[What is expected] Give only the number of lines below that contain the word "WEIGHT".

[Exercise inputs]
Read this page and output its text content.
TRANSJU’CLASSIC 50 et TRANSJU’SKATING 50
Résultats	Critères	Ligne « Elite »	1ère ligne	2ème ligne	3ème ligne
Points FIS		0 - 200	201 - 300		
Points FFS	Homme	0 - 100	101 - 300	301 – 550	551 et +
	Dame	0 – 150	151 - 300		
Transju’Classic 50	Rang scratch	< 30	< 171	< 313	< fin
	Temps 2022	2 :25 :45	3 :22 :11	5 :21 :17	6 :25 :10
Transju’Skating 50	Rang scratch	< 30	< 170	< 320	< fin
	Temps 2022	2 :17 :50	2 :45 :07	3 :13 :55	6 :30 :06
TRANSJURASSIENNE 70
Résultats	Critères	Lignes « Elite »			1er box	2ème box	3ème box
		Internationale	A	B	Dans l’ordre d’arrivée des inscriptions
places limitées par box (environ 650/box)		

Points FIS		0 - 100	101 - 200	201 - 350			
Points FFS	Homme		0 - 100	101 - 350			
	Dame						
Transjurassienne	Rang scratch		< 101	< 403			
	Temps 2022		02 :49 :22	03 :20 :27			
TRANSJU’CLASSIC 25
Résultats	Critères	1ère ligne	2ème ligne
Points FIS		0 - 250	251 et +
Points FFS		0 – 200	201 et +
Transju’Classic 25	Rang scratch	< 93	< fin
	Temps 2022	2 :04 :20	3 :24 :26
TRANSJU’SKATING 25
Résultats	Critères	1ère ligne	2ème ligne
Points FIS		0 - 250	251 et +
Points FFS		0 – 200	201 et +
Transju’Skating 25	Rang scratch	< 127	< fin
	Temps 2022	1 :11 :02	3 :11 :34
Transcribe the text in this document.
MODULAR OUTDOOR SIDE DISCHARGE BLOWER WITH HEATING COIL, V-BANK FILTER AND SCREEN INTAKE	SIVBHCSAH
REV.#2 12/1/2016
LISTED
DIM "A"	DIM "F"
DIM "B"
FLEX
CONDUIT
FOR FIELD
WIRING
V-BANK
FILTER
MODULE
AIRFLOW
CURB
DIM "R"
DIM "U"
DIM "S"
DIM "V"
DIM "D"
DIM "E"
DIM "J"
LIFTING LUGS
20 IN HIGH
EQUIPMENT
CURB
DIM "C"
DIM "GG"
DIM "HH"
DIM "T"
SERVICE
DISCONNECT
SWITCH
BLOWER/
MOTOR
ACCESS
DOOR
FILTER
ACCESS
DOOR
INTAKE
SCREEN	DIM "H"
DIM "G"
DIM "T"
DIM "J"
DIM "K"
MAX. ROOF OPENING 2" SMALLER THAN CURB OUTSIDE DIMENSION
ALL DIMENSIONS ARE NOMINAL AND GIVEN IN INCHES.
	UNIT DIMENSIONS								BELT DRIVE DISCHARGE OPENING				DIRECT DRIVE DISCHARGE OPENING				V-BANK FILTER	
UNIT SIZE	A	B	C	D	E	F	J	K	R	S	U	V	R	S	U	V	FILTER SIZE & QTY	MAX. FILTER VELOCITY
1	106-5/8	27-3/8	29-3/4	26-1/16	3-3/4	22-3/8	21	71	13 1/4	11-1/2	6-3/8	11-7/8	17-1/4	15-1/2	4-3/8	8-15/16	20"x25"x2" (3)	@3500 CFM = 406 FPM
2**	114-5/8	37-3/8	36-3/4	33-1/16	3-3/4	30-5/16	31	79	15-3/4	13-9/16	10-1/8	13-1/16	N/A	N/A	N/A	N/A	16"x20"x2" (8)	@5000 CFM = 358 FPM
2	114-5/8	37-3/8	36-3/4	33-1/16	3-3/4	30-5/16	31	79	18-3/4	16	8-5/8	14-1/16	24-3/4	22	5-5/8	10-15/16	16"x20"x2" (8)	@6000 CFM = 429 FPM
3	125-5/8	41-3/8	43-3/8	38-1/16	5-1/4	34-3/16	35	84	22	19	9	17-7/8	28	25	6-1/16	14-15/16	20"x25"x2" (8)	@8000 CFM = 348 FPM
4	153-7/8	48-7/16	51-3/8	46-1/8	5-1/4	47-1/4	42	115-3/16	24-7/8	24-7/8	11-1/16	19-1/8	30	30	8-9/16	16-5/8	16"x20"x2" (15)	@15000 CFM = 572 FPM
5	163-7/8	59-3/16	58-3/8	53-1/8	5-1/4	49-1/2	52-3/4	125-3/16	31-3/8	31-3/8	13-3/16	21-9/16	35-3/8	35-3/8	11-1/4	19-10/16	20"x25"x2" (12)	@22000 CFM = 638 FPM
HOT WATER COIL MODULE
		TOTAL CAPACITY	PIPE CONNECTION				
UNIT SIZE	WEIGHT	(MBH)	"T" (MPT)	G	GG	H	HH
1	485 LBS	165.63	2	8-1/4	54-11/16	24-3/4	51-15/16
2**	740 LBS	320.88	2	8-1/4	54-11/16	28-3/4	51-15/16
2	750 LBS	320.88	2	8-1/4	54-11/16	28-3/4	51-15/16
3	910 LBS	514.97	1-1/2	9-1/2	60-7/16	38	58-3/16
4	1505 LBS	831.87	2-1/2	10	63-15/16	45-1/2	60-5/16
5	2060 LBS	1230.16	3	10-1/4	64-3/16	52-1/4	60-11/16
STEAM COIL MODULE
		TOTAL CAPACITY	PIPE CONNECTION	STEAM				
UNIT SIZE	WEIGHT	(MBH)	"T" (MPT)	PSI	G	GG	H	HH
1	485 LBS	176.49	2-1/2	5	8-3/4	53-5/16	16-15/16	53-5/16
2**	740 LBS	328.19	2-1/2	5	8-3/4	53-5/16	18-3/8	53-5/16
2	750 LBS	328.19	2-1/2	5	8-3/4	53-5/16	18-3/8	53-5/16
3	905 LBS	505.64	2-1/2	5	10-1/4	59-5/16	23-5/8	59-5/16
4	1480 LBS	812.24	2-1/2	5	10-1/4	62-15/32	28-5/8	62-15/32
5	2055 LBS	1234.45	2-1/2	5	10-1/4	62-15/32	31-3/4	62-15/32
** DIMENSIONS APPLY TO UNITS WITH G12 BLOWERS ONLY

[Worked answer] 2